- [WHAT TO WORK ON]: Extract the full listing below without altering a single character.

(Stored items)

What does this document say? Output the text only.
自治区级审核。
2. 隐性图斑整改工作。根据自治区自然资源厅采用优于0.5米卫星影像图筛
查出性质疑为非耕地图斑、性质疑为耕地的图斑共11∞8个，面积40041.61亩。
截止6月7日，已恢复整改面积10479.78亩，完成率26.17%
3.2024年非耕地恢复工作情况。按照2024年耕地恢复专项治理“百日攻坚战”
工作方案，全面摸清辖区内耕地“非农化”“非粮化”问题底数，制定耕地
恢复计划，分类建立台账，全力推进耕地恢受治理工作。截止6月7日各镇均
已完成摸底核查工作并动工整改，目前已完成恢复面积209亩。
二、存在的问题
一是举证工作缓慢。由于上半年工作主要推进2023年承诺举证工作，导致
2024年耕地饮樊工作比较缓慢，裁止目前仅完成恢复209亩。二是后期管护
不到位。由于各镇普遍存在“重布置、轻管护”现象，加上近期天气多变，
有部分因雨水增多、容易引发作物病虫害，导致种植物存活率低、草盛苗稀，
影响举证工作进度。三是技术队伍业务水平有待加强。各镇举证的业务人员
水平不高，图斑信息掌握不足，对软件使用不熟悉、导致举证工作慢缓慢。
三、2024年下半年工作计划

- [COMPLETE OUTPUT]:
What does this document say? Output the text only.
自治区级审核。
2. 隐性图斑整改工作。根据自治区自然资源厅采用优于0.5米卫星影像图筛
查出性质疑为非耕地图斑、性质疑为耕地的图斑共11∞8个，面积40041.61亩。
截止6月7日，已恢复整改面积10479.78亩，完成率26.17%
3.2024年非耕地恢复工作情况。按照2024年耕地恢复专项治理“百日攻坚战”
工作方案，全面摸清辖区内耕地“非农化”“非粮化”问题底数，制定耕地
恢复计划，分类建立台账，全力推进耕地恢受治理工作。截止6月7日各镇均
已完成摸底核查工作并动工整改，目前已完成恢复面积209亩。
二、存在的问题
一是举证工作缓慢。由于上半年工作主要推进2023年承诺举证工作，导致
2024年耕地饮樊工作比较缓慢，裁止目前仅完成恢复209亩。二是后期管护
不到位。由于各镇普遍存在“重布置、轻管护”现象，加上近期天气多变，
有部分因雨水增多、容易引发作物病虫害，导致种植物存活率低、草盛苗稀，
影响举证工作进度。三是技术队伍业务水平有待加强。各镇举证的业务人员
水平不高，图斑信息掌握不足，对软件使用不熟悉、导致举证工作慢缓慢。
三、2024年下半年工作计划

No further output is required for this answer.